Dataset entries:
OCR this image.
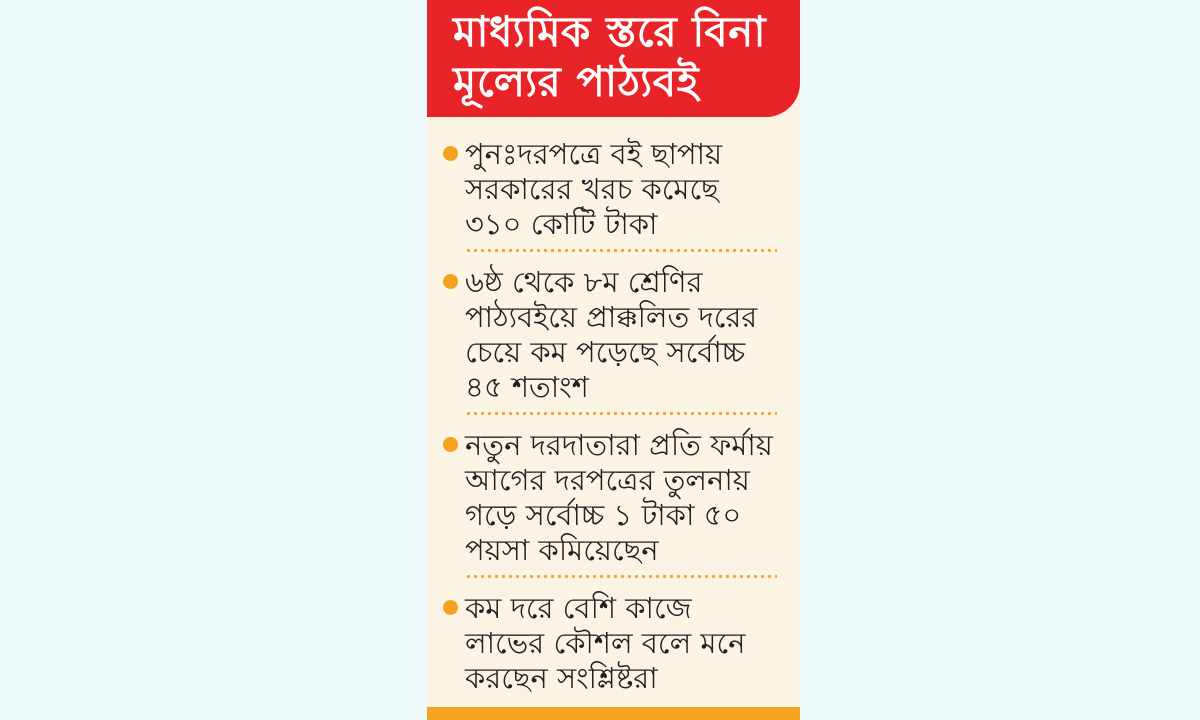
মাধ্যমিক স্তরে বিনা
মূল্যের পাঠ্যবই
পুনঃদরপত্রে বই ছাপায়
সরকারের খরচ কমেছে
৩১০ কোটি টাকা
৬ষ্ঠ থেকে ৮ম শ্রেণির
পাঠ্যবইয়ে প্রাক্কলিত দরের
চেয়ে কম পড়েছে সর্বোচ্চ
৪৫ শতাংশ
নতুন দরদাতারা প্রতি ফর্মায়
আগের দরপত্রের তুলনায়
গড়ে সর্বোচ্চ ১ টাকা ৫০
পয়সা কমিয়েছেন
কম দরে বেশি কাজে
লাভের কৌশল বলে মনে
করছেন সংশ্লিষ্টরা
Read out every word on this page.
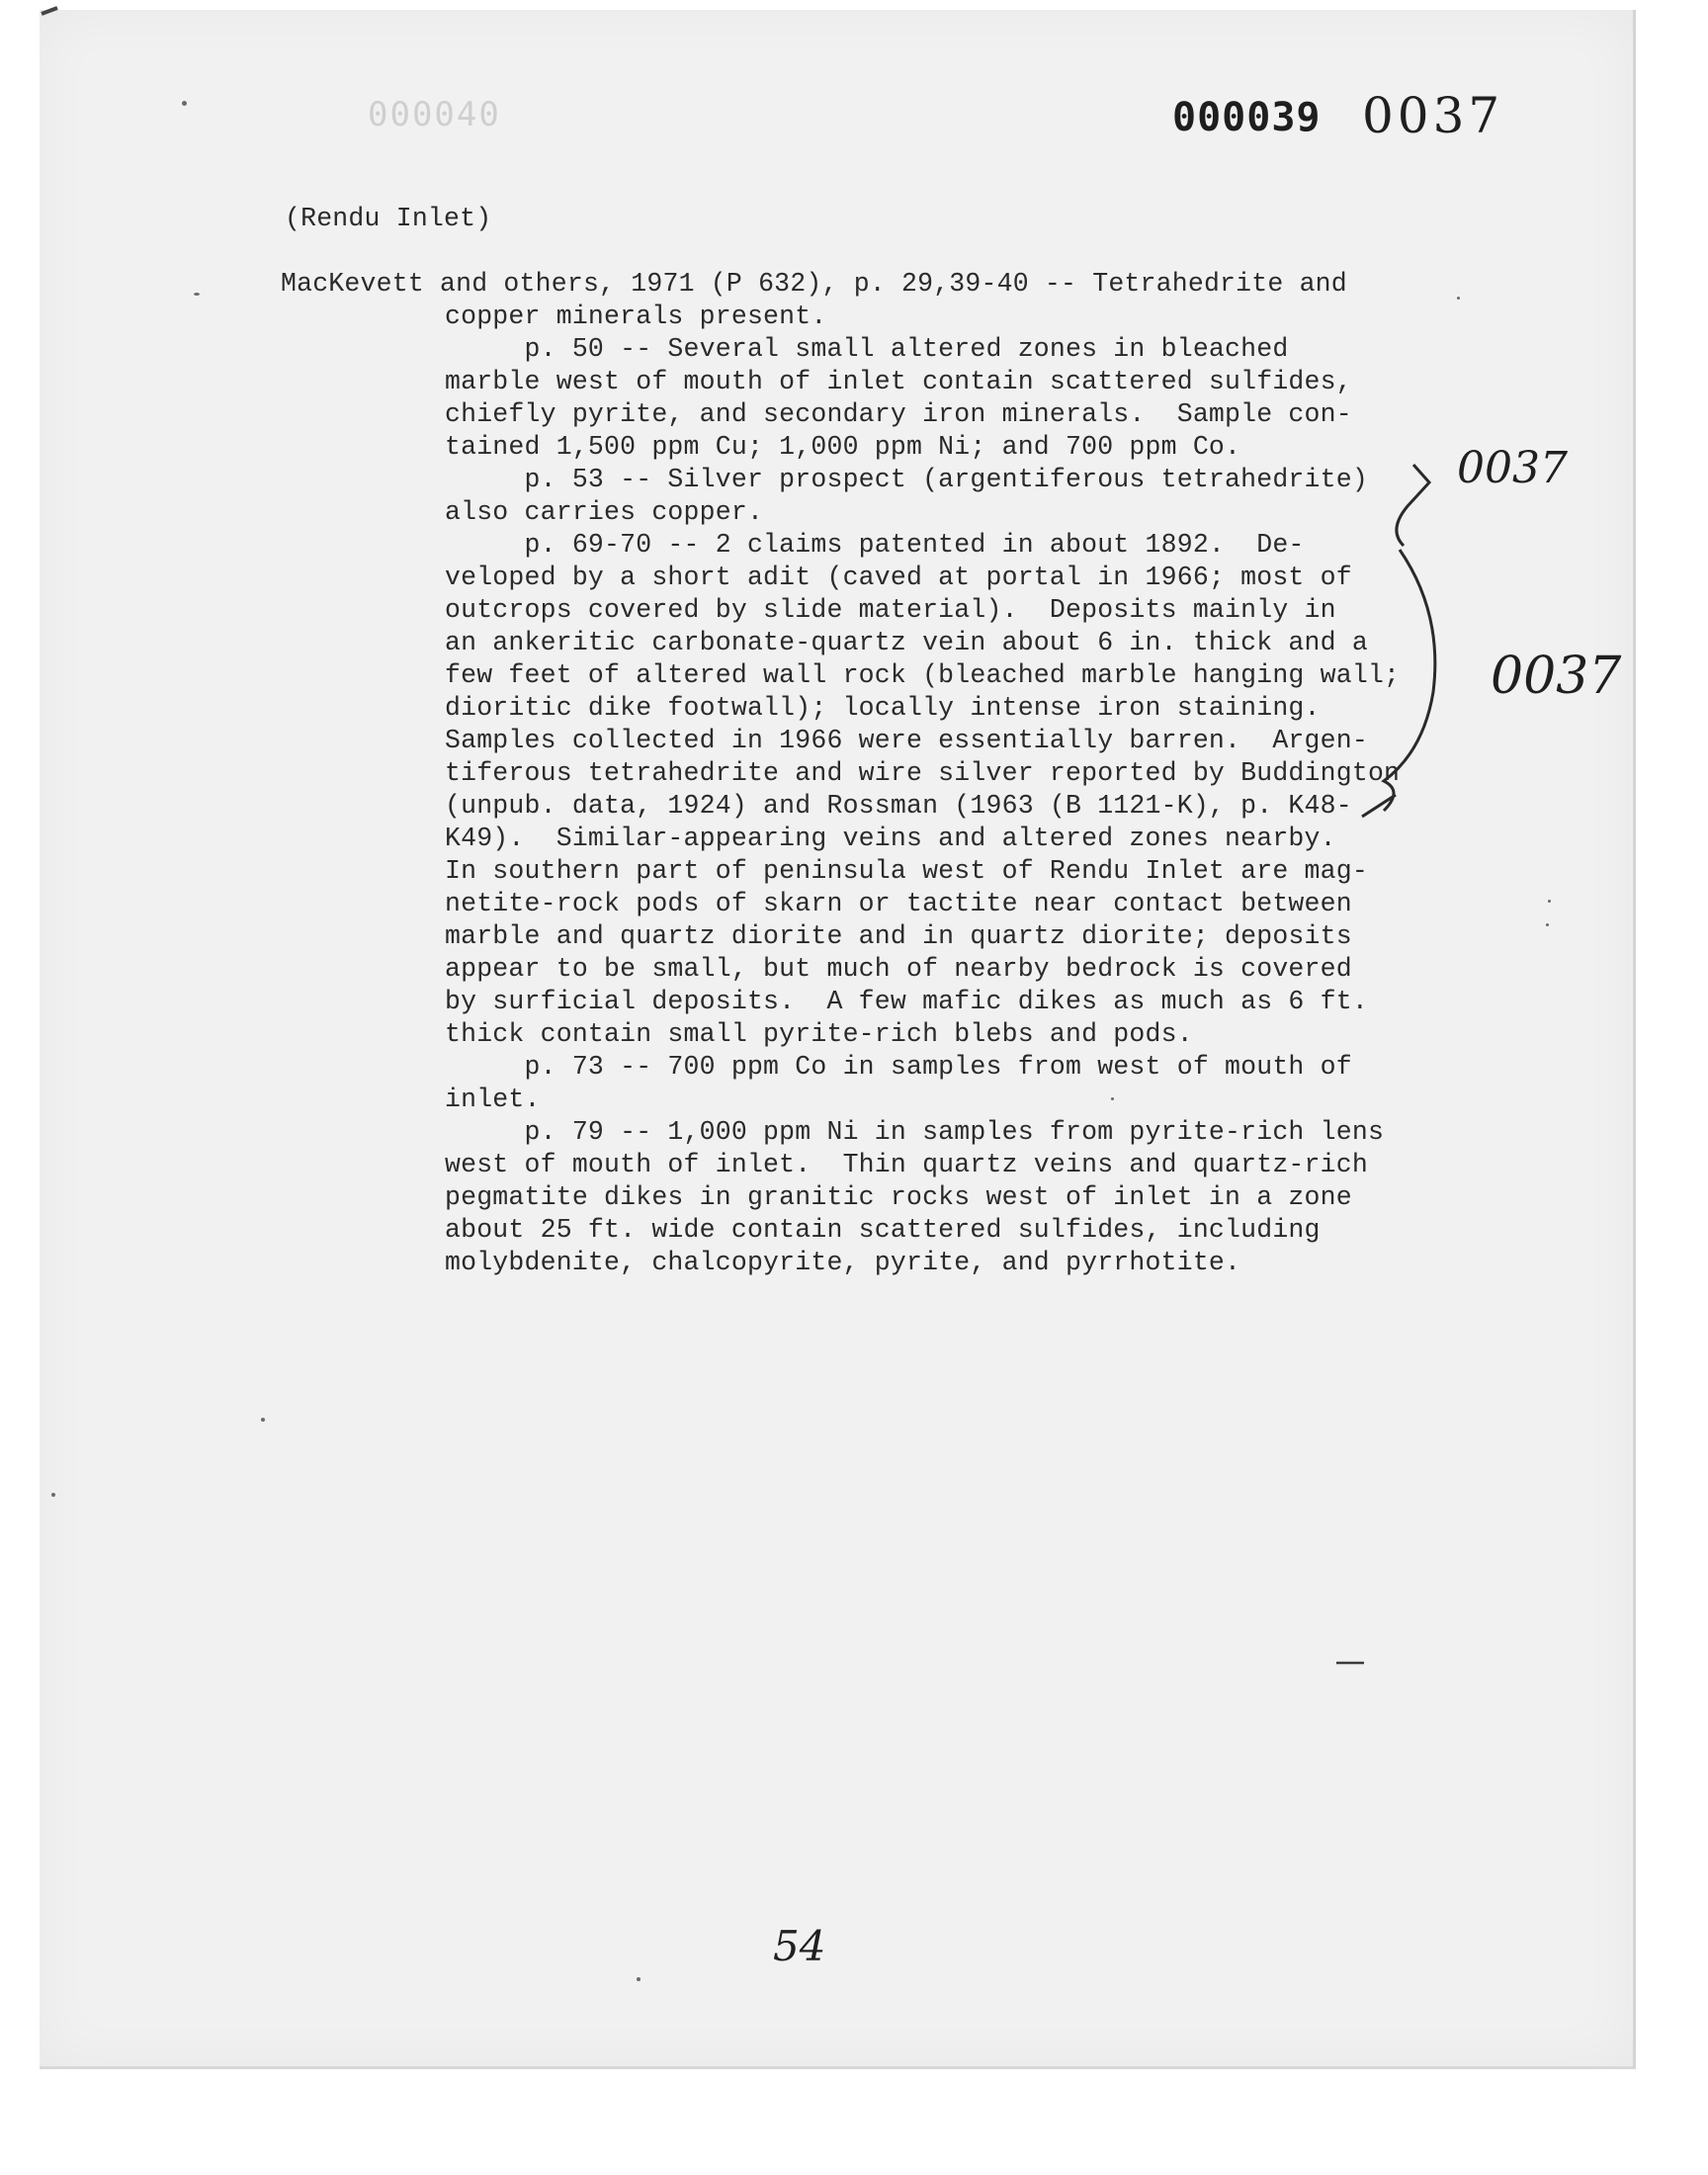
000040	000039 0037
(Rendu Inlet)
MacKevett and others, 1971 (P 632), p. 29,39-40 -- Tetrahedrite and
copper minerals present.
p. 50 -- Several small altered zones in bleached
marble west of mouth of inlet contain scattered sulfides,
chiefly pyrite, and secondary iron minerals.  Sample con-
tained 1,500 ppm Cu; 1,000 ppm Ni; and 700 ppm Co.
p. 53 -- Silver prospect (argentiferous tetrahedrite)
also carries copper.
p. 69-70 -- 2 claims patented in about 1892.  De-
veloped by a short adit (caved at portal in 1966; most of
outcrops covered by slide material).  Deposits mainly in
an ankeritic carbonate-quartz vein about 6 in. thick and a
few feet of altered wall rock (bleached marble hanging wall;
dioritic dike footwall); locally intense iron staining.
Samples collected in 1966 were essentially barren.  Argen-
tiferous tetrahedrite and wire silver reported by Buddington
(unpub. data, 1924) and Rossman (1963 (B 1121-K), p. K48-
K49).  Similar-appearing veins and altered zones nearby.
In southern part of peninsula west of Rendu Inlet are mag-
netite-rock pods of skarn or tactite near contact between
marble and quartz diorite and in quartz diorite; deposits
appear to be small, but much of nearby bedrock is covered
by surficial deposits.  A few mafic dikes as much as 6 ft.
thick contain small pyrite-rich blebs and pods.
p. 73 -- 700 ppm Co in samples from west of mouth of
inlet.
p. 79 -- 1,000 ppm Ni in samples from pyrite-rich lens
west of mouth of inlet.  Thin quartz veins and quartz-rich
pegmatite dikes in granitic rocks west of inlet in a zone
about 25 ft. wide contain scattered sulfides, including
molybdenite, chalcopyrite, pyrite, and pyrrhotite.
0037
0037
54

--

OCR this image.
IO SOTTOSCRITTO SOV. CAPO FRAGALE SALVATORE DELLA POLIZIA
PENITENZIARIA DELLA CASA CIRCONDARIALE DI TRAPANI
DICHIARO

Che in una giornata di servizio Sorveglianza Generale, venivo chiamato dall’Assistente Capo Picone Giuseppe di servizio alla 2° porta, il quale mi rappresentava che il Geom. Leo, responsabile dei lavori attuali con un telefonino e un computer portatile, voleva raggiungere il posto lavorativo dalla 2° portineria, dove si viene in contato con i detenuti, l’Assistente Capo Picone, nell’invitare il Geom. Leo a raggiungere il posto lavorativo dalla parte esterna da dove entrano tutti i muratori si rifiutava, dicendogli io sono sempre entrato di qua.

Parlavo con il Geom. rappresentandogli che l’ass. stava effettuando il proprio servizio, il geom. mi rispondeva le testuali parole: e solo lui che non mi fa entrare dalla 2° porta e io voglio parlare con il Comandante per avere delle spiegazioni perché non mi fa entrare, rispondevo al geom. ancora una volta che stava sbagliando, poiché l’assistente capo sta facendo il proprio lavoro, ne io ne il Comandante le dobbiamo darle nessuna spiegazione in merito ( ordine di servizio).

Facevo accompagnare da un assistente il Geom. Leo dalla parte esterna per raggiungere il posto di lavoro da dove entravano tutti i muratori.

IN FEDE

Given instruction
Using the listing, copy every line where the word "sulfides" shows up.

Reply
marble west of mouth of inlet contain scattered sulfides,
about 25 ft. wide contain scattered sulfides, including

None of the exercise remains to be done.